#### Data rows

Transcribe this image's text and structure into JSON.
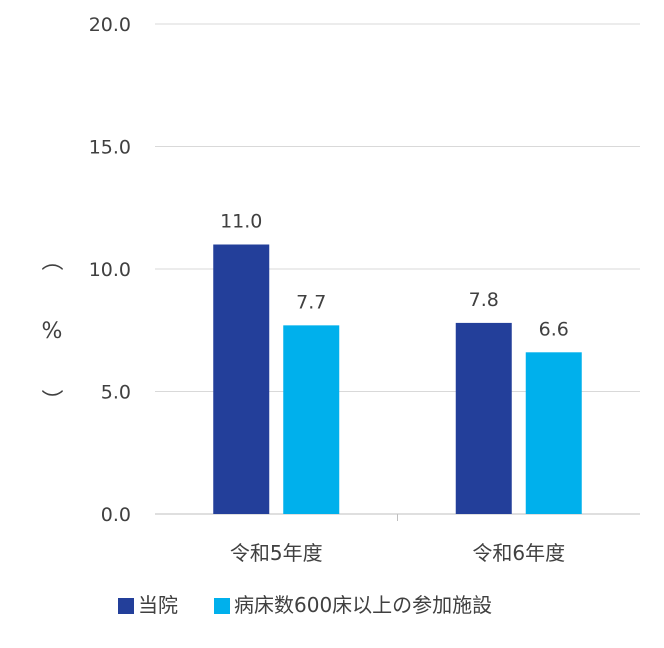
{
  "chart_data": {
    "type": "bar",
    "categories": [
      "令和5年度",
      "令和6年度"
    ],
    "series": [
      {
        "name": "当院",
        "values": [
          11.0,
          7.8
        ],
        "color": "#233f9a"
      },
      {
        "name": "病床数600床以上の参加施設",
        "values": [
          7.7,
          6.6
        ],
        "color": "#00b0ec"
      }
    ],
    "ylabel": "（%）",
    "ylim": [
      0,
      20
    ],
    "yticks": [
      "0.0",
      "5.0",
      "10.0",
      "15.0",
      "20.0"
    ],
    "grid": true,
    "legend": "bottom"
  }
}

########

Repeat the records above exactly, leaving out any pictures they contain.

* [Full solution]
Transcribe this image's text and structure into JSON.
{
  "chart_data": {
    "type": "bar",
    "categories": [
      "令和5年度",
      "令和6年度"
    ],
    "series": [
      {
        "name": "当院",
        "values": [
          11.0,
          7.8
        ],
        "color": "#233f9a"
      },
      {
        "name": "病床数600床以上の参加施設",
        "values": [
          7.7,
          6.6
        ],
        "color": "#00b0ec"
      }
    ],
    "ylabel": "（%）",
    "ylim": [
      0,
      20
    ],
    "yticks": [
      "0.0",
      "5.0",
      "10.0",
      "15.0",
      "20.0"
    ],
    "grid": true,
    "legend": "bottom"
  }
}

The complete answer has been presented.